━━ DATA SUPPLIED
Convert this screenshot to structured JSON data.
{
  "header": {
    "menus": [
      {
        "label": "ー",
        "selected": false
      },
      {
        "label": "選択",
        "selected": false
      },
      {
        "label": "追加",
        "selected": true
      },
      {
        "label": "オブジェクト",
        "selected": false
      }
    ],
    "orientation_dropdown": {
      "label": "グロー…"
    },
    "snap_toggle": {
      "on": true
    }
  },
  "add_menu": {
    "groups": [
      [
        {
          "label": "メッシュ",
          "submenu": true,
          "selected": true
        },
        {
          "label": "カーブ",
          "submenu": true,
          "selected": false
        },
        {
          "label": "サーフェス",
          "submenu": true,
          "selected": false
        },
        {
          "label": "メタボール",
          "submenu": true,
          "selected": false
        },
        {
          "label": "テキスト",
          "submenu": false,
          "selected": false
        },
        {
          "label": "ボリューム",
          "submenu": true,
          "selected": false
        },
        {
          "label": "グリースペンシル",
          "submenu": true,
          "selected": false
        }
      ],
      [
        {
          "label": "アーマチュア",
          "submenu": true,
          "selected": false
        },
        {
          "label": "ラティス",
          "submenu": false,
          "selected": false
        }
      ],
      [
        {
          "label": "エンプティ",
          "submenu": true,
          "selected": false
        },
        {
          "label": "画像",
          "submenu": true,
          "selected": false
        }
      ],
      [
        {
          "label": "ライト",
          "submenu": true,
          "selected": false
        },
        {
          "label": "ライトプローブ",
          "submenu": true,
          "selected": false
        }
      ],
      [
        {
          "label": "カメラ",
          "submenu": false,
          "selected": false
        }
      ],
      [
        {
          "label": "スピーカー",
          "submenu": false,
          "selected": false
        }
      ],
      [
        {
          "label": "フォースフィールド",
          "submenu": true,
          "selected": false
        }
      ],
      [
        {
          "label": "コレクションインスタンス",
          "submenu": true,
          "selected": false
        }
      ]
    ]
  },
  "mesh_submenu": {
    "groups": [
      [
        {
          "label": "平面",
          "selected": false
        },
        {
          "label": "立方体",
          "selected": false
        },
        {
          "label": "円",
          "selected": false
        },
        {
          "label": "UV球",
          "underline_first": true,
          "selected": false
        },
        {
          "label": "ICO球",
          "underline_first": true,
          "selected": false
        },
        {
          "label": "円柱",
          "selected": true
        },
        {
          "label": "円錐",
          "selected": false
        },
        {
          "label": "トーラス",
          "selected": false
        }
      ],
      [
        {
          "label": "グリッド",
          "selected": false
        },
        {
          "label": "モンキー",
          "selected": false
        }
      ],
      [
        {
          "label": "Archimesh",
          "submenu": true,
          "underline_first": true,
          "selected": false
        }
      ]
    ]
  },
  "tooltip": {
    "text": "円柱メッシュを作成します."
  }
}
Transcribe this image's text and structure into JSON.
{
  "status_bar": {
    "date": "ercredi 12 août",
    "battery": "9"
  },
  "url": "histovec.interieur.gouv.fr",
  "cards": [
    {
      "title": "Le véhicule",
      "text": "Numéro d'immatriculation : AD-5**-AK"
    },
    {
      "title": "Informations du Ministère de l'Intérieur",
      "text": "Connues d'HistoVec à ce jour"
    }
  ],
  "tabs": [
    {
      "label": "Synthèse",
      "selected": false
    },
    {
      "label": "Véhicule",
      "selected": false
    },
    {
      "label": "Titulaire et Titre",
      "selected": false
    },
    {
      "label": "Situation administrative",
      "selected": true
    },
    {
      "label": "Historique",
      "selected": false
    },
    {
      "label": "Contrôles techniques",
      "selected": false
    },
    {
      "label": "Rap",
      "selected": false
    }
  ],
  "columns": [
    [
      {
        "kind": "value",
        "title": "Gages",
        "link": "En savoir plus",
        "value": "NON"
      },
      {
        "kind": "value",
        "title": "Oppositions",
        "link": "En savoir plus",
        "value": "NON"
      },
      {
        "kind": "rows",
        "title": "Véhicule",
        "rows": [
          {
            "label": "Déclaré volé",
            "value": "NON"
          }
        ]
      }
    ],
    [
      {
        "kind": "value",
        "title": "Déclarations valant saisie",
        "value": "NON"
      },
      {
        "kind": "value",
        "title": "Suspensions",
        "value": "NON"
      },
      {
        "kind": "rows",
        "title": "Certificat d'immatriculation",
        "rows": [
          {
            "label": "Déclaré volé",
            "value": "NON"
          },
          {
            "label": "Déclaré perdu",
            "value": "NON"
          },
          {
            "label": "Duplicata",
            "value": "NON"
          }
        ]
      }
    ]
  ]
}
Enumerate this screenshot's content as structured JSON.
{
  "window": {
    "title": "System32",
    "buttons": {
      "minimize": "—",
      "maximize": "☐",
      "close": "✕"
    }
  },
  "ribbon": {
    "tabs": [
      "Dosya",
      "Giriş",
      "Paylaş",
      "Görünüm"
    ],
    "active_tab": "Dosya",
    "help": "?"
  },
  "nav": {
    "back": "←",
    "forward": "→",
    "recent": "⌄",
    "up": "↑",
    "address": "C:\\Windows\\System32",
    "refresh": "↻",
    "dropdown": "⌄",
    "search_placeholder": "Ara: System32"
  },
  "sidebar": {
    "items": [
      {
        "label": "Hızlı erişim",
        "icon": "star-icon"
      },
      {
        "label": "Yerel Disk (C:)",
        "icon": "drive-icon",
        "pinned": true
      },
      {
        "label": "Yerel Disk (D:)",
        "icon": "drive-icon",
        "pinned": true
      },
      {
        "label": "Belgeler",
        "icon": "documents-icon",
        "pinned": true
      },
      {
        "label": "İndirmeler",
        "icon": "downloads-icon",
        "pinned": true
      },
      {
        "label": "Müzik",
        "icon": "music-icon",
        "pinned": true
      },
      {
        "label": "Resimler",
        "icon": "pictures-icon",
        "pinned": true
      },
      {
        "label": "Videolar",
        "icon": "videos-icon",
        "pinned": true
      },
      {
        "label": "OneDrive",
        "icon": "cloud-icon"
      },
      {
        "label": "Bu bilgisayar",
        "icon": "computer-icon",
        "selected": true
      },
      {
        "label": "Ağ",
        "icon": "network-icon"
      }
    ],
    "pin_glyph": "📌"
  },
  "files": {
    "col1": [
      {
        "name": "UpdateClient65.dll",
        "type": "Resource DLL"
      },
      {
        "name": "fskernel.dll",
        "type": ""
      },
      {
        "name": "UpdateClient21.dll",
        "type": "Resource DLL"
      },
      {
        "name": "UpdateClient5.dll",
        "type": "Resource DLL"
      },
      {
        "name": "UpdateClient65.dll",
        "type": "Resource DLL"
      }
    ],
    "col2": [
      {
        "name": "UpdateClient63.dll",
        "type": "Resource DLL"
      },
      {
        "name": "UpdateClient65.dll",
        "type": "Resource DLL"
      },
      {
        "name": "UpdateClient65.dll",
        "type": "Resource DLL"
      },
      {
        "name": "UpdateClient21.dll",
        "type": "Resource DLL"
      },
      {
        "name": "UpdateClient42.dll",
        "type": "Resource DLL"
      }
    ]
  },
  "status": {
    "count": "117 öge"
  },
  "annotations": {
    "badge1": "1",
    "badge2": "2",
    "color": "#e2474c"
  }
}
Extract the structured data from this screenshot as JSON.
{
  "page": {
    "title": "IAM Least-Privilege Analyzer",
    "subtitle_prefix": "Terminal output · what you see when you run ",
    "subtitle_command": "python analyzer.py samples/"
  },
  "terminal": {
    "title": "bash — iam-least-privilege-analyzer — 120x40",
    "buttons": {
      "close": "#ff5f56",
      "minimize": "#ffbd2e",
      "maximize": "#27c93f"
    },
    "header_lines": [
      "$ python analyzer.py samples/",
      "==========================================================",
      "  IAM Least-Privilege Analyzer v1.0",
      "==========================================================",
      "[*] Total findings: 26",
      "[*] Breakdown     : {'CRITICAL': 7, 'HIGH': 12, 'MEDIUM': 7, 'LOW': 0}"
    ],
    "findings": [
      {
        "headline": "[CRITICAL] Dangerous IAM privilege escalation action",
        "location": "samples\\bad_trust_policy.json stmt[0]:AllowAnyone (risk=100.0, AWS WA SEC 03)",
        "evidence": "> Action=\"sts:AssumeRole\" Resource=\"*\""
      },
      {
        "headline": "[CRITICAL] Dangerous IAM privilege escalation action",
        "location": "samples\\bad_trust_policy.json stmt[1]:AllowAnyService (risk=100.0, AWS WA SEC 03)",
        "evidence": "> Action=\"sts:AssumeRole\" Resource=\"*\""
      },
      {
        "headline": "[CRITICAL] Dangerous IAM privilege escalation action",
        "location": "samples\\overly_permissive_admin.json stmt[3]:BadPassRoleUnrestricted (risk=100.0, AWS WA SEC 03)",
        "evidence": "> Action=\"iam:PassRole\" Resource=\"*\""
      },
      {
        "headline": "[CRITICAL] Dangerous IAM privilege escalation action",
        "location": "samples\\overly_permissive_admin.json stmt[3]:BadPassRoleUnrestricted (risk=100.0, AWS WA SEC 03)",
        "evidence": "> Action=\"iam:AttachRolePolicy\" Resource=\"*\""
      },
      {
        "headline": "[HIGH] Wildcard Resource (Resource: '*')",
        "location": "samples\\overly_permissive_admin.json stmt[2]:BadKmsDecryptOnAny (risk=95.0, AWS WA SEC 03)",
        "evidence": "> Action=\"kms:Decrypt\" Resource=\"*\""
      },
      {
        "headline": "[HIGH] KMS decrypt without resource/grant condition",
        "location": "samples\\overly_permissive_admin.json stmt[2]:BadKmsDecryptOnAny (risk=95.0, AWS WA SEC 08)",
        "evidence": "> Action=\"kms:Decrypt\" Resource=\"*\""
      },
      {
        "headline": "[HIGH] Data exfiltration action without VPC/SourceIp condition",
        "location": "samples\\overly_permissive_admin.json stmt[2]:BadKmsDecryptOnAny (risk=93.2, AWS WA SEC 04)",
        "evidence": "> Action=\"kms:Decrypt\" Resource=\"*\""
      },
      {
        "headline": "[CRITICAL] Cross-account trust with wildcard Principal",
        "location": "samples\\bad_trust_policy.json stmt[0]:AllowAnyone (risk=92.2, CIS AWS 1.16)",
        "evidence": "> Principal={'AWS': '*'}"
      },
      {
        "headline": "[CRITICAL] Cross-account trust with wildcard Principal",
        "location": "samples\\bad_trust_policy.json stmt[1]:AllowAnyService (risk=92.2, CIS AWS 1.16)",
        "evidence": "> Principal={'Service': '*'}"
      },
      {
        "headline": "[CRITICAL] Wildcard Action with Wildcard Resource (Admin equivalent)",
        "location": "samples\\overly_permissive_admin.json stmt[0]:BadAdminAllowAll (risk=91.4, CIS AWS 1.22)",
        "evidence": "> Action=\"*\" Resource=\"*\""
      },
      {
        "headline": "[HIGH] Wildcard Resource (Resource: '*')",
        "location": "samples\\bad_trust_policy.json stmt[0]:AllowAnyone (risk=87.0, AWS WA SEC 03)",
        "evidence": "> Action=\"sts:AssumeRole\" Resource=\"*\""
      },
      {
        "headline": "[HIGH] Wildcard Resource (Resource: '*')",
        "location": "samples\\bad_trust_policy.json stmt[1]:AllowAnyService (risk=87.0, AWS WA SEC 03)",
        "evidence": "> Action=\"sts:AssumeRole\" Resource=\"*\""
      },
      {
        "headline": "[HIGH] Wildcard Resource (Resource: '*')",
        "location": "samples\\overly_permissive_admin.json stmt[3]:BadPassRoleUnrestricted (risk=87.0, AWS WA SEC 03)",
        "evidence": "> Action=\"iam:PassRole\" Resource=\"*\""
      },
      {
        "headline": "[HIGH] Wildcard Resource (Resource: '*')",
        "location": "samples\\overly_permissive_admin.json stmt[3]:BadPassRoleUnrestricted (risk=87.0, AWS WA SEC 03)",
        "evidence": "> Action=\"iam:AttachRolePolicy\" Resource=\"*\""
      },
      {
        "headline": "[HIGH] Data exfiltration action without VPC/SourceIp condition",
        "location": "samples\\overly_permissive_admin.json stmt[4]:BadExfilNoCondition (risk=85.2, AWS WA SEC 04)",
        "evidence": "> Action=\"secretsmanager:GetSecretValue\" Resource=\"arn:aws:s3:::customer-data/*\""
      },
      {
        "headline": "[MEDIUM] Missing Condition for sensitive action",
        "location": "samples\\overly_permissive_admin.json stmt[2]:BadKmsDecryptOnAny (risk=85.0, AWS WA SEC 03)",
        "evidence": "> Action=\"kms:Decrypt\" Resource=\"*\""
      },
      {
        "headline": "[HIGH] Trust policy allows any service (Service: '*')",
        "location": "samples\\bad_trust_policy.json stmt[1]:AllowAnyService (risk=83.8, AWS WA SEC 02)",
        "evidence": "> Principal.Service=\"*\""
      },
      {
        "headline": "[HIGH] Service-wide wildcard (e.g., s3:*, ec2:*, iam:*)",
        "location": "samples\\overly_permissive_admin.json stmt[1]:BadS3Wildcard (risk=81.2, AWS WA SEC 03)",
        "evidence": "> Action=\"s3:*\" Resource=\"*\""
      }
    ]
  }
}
━━━━
TASK INSTRUCTIONS: Where does the word "Principal" appear in the listing? List each line that holds it.

THE RESULT:
        "headline": "[CRITICAL] Cross-account trust with wildcard Principal",
        "evidence": "> Principal={'AWS': '*'}"
        "headline": "[CRITICAL] Cross-account trust with wildcard Principal",
        "evidence": "> Principal={'Service': '*'}"
        "evidence": "> Principal.Service=\"*\""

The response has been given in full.